(Dataset entries on figures)
= = = =
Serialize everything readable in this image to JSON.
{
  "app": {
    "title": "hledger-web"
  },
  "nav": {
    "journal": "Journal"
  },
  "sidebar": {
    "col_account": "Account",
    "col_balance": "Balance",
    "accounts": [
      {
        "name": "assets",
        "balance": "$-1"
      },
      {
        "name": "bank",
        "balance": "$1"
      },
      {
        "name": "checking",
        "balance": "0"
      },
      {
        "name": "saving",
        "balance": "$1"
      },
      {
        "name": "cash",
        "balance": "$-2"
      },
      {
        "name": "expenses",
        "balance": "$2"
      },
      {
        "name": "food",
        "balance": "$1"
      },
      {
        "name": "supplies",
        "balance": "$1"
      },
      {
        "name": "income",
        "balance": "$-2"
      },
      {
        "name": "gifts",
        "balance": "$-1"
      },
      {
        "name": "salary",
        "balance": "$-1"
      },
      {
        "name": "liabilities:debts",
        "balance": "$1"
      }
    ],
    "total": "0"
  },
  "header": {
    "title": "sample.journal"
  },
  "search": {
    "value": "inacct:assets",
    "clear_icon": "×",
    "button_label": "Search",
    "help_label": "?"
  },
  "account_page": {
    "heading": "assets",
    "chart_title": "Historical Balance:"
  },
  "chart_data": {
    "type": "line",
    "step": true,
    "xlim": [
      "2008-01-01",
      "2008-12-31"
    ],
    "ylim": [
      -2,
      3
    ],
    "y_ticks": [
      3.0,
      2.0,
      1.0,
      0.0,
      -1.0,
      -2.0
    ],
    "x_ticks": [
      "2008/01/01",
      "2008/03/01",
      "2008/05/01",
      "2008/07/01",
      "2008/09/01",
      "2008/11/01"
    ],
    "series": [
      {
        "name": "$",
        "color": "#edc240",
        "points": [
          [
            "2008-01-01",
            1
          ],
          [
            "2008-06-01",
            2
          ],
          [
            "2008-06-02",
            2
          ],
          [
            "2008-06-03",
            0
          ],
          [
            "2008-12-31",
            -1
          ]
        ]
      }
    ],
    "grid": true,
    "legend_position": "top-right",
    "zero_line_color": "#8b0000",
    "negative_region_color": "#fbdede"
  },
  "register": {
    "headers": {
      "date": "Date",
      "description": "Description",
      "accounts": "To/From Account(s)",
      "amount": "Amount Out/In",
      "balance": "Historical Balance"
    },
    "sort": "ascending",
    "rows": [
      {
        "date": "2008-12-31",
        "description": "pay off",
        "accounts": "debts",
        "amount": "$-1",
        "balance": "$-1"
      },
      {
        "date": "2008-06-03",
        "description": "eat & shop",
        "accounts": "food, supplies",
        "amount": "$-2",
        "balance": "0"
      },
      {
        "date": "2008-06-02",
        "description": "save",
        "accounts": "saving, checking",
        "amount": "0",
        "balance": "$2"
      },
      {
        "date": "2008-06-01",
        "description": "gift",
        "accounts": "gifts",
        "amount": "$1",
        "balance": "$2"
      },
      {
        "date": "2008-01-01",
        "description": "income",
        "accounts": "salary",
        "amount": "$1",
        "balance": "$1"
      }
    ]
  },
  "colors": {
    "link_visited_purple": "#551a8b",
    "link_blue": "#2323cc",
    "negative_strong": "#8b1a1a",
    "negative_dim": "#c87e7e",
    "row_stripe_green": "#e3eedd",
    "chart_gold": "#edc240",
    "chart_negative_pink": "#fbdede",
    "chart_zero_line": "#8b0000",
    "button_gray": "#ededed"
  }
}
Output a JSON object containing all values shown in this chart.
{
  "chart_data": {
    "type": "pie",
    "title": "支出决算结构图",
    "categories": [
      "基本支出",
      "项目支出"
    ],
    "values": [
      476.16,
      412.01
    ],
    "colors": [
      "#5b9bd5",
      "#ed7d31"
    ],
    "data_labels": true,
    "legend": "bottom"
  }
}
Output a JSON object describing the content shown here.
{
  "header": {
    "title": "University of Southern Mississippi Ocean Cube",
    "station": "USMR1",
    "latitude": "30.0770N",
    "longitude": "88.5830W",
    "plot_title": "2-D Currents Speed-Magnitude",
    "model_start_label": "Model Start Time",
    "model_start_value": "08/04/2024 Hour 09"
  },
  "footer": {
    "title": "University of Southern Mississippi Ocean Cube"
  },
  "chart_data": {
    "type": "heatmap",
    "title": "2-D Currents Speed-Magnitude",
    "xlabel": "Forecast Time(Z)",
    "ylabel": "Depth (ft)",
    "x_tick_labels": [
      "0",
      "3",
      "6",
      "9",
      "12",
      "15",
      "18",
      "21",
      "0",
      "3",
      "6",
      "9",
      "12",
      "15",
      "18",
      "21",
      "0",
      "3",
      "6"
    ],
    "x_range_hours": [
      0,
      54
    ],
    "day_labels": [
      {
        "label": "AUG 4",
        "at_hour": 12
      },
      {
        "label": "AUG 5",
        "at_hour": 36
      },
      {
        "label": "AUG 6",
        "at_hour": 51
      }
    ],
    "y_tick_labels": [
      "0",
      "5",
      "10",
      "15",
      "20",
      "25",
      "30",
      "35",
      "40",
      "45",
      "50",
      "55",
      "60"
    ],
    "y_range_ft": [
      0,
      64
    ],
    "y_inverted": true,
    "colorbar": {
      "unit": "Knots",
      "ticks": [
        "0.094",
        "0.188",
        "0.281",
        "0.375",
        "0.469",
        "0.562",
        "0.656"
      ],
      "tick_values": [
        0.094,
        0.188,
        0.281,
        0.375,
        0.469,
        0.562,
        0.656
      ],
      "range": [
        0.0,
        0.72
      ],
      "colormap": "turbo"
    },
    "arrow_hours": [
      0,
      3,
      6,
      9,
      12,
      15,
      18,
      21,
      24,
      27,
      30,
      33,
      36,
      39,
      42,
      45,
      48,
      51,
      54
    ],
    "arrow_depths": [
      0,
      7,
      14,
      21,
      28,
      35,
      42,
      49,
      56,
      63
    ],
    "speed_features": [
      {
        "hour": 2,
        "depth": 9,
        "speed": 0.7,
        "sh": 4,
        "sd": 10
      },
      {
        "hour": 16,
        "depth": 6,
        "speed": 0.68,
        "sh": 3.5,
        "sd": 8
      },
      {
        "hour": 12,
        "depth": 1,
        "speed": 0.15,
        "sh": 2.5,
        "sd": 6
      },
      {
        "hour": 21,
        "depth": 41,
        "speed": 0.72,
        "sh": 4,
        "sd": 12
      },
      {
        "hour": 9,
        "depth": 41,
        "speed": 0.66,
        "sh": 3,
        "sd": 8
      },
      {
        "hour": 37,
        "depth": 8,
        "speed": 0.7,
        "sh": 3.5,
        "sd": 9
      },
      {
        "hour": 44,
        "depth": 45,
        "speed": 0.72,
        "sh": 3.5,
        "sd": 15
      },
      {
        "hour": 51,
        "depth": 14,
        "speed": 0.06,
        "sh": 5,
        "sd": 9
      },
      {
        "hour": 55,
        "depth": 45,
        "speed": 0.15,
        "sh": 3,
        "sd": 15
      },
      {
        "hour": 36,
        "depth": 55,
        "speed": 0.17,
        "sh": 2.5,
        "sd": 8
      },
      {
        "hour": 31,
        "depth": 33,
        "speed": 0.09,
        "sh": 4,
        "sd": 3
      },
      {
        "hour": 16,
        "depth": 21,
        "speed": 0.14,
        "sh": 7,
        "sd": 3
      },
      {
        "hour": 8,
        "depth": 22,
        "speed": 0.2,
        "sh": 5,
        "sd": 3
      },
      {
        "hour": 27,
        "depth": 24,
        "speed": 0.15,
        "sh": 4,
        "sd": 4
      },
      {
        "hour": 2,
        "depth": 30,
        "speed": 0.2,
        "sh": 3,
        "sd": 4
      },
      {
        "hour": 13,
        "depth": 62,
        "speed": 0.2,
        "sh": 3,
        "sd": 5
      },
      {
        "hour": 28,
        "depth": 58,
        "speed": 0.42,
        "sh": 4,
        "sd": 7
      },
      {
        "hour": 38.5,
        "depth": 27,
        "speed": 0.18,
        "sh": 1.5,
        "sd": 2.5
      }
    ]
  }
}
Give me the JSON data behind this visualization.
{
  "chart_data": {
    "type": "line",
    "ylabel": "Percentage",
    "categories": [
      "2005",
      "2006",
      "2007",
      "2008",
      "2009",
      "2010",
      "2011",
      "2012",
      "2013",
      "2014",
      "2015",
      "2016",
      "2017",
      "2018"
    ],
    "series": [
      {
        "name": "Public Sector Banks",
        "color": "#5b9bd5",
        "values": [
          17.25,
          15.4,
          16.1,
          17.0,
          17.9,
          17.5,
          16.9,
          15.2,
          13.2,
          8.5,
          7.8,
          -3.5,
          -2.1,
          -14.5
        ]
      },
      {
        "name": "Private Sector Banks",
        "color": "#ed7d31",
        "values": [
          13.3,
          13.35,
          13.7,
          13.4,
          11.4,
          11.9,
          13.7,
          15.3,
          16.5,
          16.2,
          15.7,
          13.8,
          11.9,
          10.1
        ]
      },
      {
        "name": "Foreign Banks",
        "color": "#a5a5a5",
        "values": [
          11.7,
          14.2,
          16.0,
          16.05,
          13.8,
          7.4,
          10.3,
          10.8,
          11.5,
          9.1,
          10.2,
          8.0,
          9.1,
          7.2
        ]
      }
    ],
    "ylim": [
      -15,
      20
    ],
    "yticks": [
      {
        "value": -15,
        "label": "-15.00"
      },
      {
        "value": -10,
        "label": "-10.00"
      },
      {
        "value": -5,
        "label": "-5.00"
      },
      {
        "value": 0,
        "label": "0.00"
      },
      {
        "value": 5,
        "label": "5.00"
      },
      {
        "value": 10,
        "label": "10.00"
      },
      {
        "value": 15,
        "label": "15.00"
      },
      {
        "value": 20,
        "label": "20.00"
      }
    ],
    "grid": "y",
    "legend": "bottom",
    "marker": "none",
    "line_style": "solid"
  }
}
= = = =
(Task details)
Check each line of the data above for the word "supplies", then state how many lines have it. Give the number alone.

(Full answer)
2